> Stated task
Gather up all lines that carry the word "Period".

::: Supplied material

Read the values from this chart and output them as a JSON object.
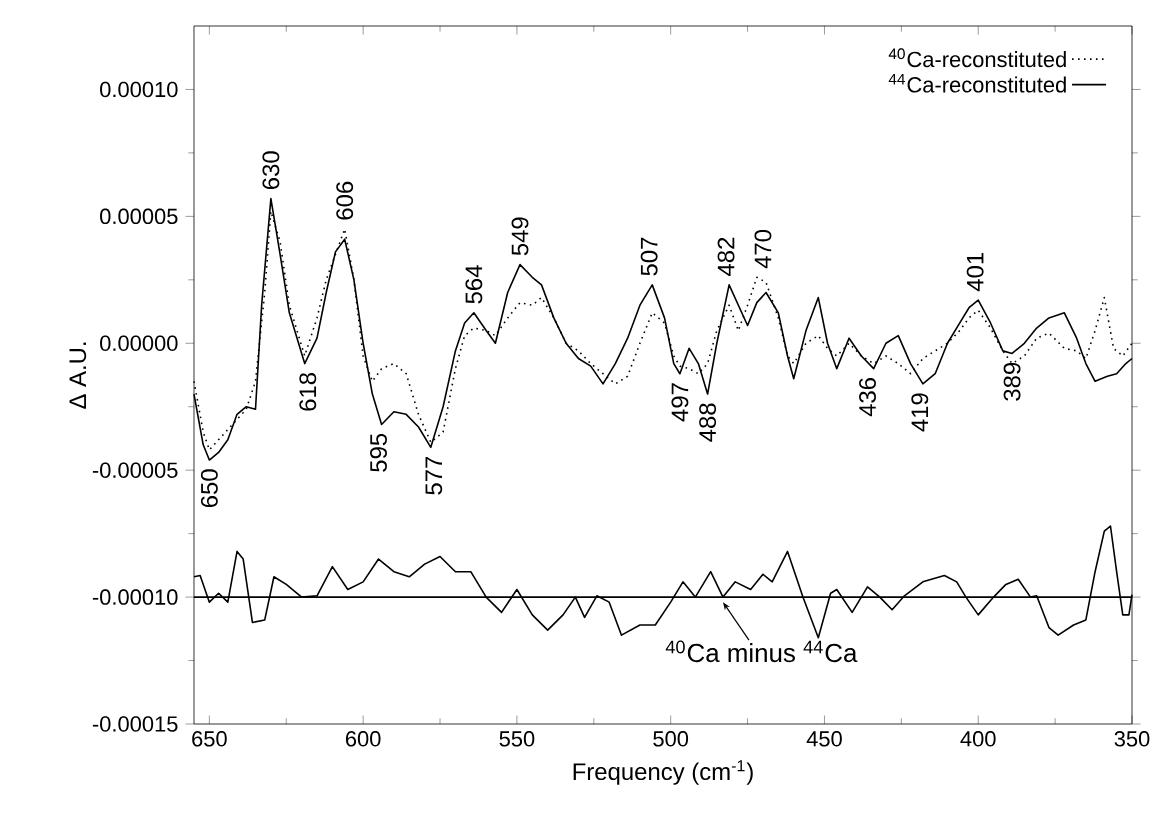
{
  "chart_data": {
    "type": "line",
    "xlabel": "Frequency (cm$^{-1}$)",
    "ylabel": "Δ A.U.",
    "xlim": [
      655,
      350
    ],
    "ylim": [
      -0.00015,
      0.000125
    ],
    "xticks": [
      650,
      600,
      550,
      500,
      450,
      400,
      350
    ],
    "yticks": [
      {
        "value": -0.00015,
        "label": "-0.00015"
      },
      {
        "value": -0.0001,
        "label": "-0.00010"
      },
      {
        "value": -5e-05,
        "label": "-0.00005"
      },
      {
        "value": 0,
        "label": "0.00000"
      },
      {
        "value": 5e-05,
        "label": "0.00005"
      },
      {
        "value": 0.0001,
        "label": "0.00010"
      }
    ],
    "legend": "top right",
    "series": [
      {
        "name": "$^{40}$Ca-reconstituted",
        "color": "#000000",
        "line_style": "dotted",
        "x": [
          655,
          652,
          650,
          647,
          644,
          641,
          638,
          635,
          632,
          630,
          627,
          624,
          619,
          615,
          612,
          609,
          606,
          603,
          600,
          597,
          594,
          590,
          586,
          582,
          578,
          574,
          570,
          567,
          564,
          560,
          557,
          553,
          549,
          545,
          542,
          538,
          534,
          530,
          526,
          522,
          518,
          514,
          510,
          506,
          502,
          499,
          497,
          494,
          491,
          488,
          485,
          481,
          478,
          475,
          472,
          469,
          465,
          462,
          460,
          456,
          452,
          449,
          446,
          442,
          438,
          434,
          430,
          426,
          422,
          418,
          414,
          410,
          406,
          403,
          400,
          396,
          392,
          389,
          385,
          381,
          377,
          372,
          368,
          365,
          362,
          359,
          356,
          353,
          350
        ],
        "values": [
          -1.5e-05,
          -3.5e-05,
          -4.2e-05,
          -3.8e-05,
          -3.4e-05,
          -3e-05,
          -2.6e-05,
          -1.5e-05,
          2e-05,
          5.2e-05,
          4e-05,
          1.5e-05,
          -5e-06,
          1e-05,
          2.5e-05,
          3.5e-05,
          4.5e-05,
          2.5e-05,
          -5e-06,
          -1.5e-05,
          -1e-05,
          -8e-06,
          -1.2e-05,
          -2.8e-05,
          -3.9e-05,
          -3.5e-05,
          -1e-05,
          3e-06,
          6e-06,
          5e-06,
          3e-06,
          1e-05,
          1.6e-05,
          1.5e-05,
          1.8e-05,
          1e-05,
          0.0,
          -3e-06,
          -8e-06,
          -1.2e-05,
          -1.6e-05,
          -1.3e-05,
          0.0,
          1.2e-05,
          8e-06,
          -5e-06,
          -9e-06,
          -1e-05,
          -1.2e-05,
          -8e-06,
          5e-06,
          1.5e-05,
          5e-06,
          1.5e-05,
          2.6e-05,
          2.4e-05,
          1e-05,
          -5e-06,
          -8e-06,
          0.0,
          3e-06,
          -2e-06,
          -5e-06,
          0.0,
          -5e-06,
          -8e-06,
          -5e-06,
          -8e-06,
          -1.2e-05,
          -6e-06,
          -3e-06,
          0.0,
          5e-06,
          1e-05,
          1.3e-05,
          6e-06,
          -3e-06,
          -8e-06,
          -5e-06,
          2e-06,
          4e-06,
          -2e-06,
          -3e-06,
          -6e-06,
          5e-06,
          1.8e-05,
          -2e-06,
          -5e-06,
          0.0
        ]
      },
      {
        "name": "$^{44}$Ca-reconstituted",
        "color": "#000000",
        "line_style": "solid",
        "x": [
          655,
          652,
          650,
          647,
          644,
          641,
          638,
          635,
          633,
          630,
          627,
          624,
          619,
          615,
          612,
          609,
          606,
          603,
          600,
          597,
          594,
          590,
          586,
          582,
          578,
          574,
          570,
          567,
          564,
          560,
          557,
          553,
          549,
          545,
          542,
          538,
          534,
          530,
          526,
          522,
          518,
          514,
          510,
          506,
          502,
          499,
          497,
          494,
          491,
          488,
          485,
          481,
          478,
          475,
          472,
          469,
          465,
          462,
          460,
          456,
          452,
          449,
          446,
          442,
          438,
          434,
          430,
          426,
          422,
          418,
          414,
          410,
          406,
          403,
          400,
          396,
          392,
          389,
          385,
          381,
          377,
          372,
          368,
          365,
          362,
          358,
          355,
          352,
          350
        ],
        "values": [
          -2e-05,
          -4e-05,
          -4.6e-05,
          -4.3e-05,
          -3.8e-05,
          -2.8e-05,
          -2.5e-05,
          -2.6e-05,
          1.5e-05,
          5.7e-05,
          3.5e-05,
          1.2e-05,
          -8e-06,
          2e-06,
          2e-05,
          3.6e-05,
          4.1e-05,
          2.5e-05,
          0.0,
          -2e-05,
          -3.2e-05,
          -2.7e-05,
          -2.8e-05,
          -3.3e-05,
          -4.1e-05,
          -2.5e-05,
          -3e-06,
          8e-06,
          1.2e-05,
          5e-06,
          0.0,
          2e-05,
          3.1e-05,
          2.6e-05,
          2.3e-05,
          1e-05,
          0.0,
          -6e-06,
          -9e-06,
          -1.6e-05,
          -8e-06,
          2e-06,
          1.5e-05,
          2.3e-05,
          1e-05,
          -8e-06,
          -1.2e-05,
          -2e-06,
          -8e-06,
          -2e-05,
          0.0,
          2.3e-05,
          1.5e-05,
          7e-06,
          1.6e-05,
          2e-05,
          1.2e-05,
          -5e-06,
          -1.4e-05,
          5e-06,
          1.8e-05,
          0.0,
          -1e-05,
          2e-06,
          -5e-06,
          -1e-05,
          0.0,
          3e-06,
          -8e-06,
          -1.6e-05,
          -1.2e-05,
          0.0,
          8e-06,
          1.4e-05,
          1.7e-05,
          8e-06,
          -3e-06,
          -4e-06,
          0.0,
          6e-06,
          1e-05,
          1.2e-05,
          2e-06,
          -8e-06,
          -1.5e-05,
          -1.3e-05,
          -1.2e-05,
          -8e-06,
          -6e-06
        ]
      },
      {
        "color": "#000000",
        "line_style": "solid",
        "x": [
          655,
          653,
          650,
          647,
          644,
          641,
          639,
          636,
          632,
          629,
          625,
          620,
          615,
          610,
          605,
          600,
          595,
          590,
          585,
          580,
          575,
          570,
          565,
          560,
          555,
          550,
          545,
          540,
          535,
          531,
          528,
          524,
          520,
          516,
          510,
          505,
          500,
          496,
          492,
          487,
          483,
          479,
          474,
          470,
          467,
          462,
          457,
          452,
          448,
          446,
          441,
          436,
          432,
          428,
          424,
          418,
          411,
          407,
          404,
          400,
          395,
          391,
          387,
          383,
          381,
          377,
          374,
          369,
          365,
          362,
          359,
          357,
          355,
          353,
          351,
          350
        ],
        "values": [
          -9.2e-05,
          -9.15e-05,
          -0.000102,
          -9.85e-05,
          -0.000102,
          -8.2e-05,
          -8.5e-05,
          -0.00011,
          -0.000109,
          -9.2e-05,
          -9.5e-05,
          -0.0001,
          -9.95e-05,
          -8.8e-05,
          -9.7e-05,
          -9.4e-05,
          -8.5e-05,
          -9e-05,
          -9.2e-05,
          -8.7e-05,
          -8.4e-05,
          -9e-05,
          -9e-05,
          -0.0001,
          -0.000106,
          -9.7e-05,
          -0.000107,
          -0.000113,
          -0.000107,
          -0.0001,
          -0.000108,
          -9.95e-05,
          -0.000102,
          -0.000115,
          -0.000111,
          -0.000111,
          -0.000102,
          -9.4e-05,
          -0.0001,
          -9e-05,
          -0.0001,
          -9.4e-05,
          -9.7e-05,
          -9.1e-05,
          -9.4e-05,
          -8.2e-05,
          -0.0001,
          -0.000116,
          -9.85e-05,
          -9.7e-05,
          -0.000106,
          -9.6e-05,
          -0.0001,
          -0.000105,
          -9.95e-05,
          -9.4e-05,
          -9.15e-05,
          -9.4e-05,
          -0.0001,
          -0.000107,
          -0.0001,
          -9.5e-05,
          -9.3e-05,
          -0.0001,
          -9.95e-05,
          -0.000112,
          -0.000115,
          -0.000111,
          -0.000109,
          -9e-05,
          -7.4e-05,
          -7.2e-05,
          -9e-05,
          -0.000107,
          -0.000107,
          -9.9e-05
        ]
      }
    ],
    "ref_lines": [
      {
        "axis": "y",
        "value": -0.0001,
        "color": "#000000",
        "line_style": "solid"
      }
    ],
    "annotations": [
      {
        "text": "630",
        "x": 630,
        "y": 5.7e-05
      },
      {
        "text": "606",
        "x": 606,
        "y": 4.5e-05
      },
      {
        "text": "564",
        "x": 564,
        "y": 1.2e-05
      },
      {
        "text": "549",
        "x": 549,
        "y": 3.1e-05
      },
      {
        "text": "507",
        "x": 507,
        "y": 2.3e-05
      },
      {
        "text": "482",
        "x": 482,
        "y": 2.3e-05
      },
      {
        "text": "470",
        "x": 470,
        "y": 2.6e-05
      },
      {
        "text": "401",
        "x": 401,
        "y": 1.7e-05
      },
      {
        "text": "650",
        "x": 650,
        "y": -4.6e-05
      },
      {
        "text": "618",
        "x": 618,
        "y": -8e-06
      },
      {
        "text": "595",
        "x": 595,
        "y": -3.2e-05
      },
      {
        "text": "577",
        "x": 577,
        "y": -4.1e-05
      },
      {
        "text": "497",
        "x": 497,
        "y": -1.2e-05
      },
      {
        "text": "488",
        "x": 488,
        "y": -2e-05
      },
      {
        "text": "436",
        "x": 436,
        "y": -1e-05
      },
      {
        "text": "419",
        "x": 419,
        "y": -1.6e-05
      },
      {
        "text": "389",
        "x": 389,
        "y": -4e-06
      },
      {
        "text": "$^{40}$Ca minus $^{44}$Ca",
        "x": 483,
        "y": -0.000102
      }
    ]
  }
}
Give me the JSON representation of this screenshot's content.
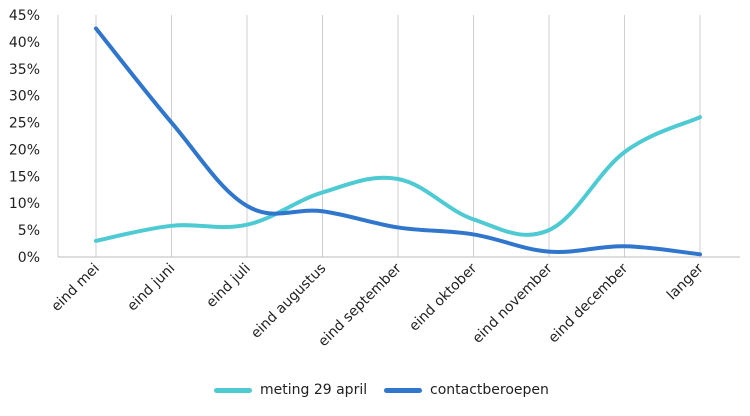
{
  "chart_data": {
    "type": "line",
    "title": "",
    "xlabel": "",
    "ylabel": "",
    "ylim": [
      0,
      45
    ],
    "y_tick_format": "percent",
    "y_ticks": [
      0,
      5,
      10,
      15,
      20,
      25,
      30,
      35,
      40,
      45
    ],
    "y_tick_labels": [
      "0%",
      "5%",
      "10%",
      "15%",
      "20%",
      "25%",
      "30%",
      "35%",
      "40%",
      "45%"
    ],
    "categories": [
      "eind mei",
      "eind juni",
      "eind juli",
      "eind augustus",
      "eind september",
      "eind oktober",
      "eind november",
      "eind december",
      "langer"
    ],
    "grid": "vertical lines at categories",
    "legend_position": "bottom",
    "series": [
      {
        "name": "meting 29 april",
        "color": "#4ecad3",
        "values": [
          3,
          5.8,
          6,
          12,
          14.5,
          7,
          5,
          19.5,
          26
        ]
      },
      {
        "name": "contactberoepen",
        "color": "#2f76cc",
        "values": [
          42.5,
          25,
          9.5,
          8.5,
          5.5,
          4.2,
          1,
          2,
          0.5
        ]
      }
    ]
  }
}
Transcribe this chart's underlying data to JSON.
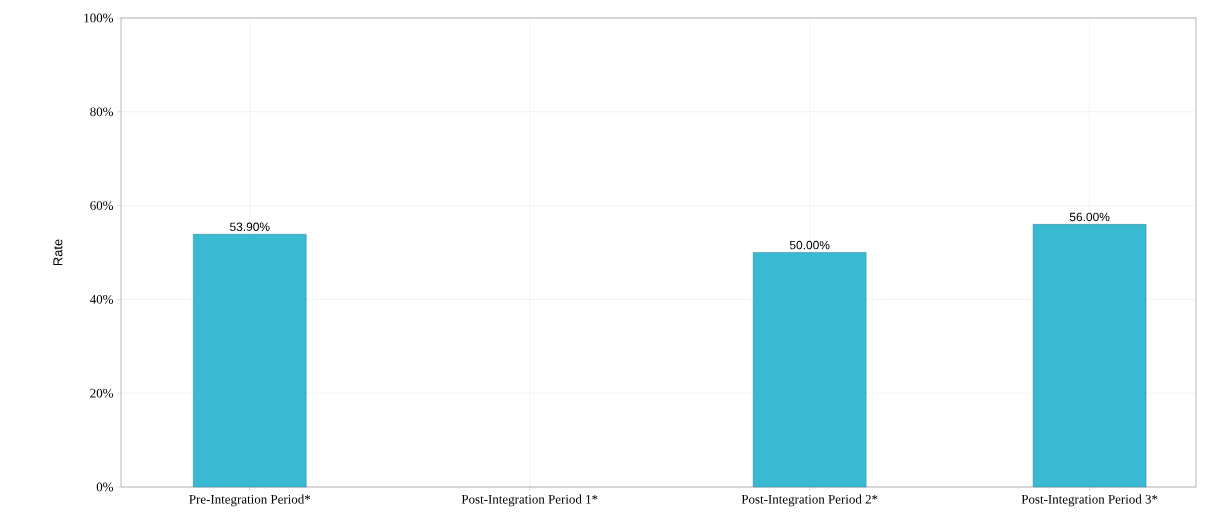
{
  "chart_data": {
    "type": "bar",
    "ylabel": "Rate",
    "categories": [
      "Pre-Integration Period*",
      "Post-Integration Period 1*",
      "Post-Integration Period 2*",
      "Post-Integration Period 3*"
    ],
    "values": [
      53.9,
      null,
      50.0,
      56.0
    ],
    "value_labels": [
      "53.90%",
      null,
      "50.00%",
      "56.00%"
    ],
    "color": "#3ab9d2",
    "ylim": [
      0,
      100
    ],
    "yticks": [
      {
        "value": 0,
        "label": "0%"
      },
      {
        "value": 20,
        "label": "20%"
      },
      {
        "value": 40,
        "label": "40%"
      },
      {
        "value": 60,
        "label": "60%"
      },
      {
        "value": 80,
        "label": "80%"
      },
      {
        "value": 100,
        "label": "100%"
      }
    ],
    "grid": true
  }
}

::::::

> Solution to the exercise
      "Pre-Integration Period*",
      "Post-Integration Period 1*",
      "Post-Integration Period 2*",
      "Post-Integration Period 3*"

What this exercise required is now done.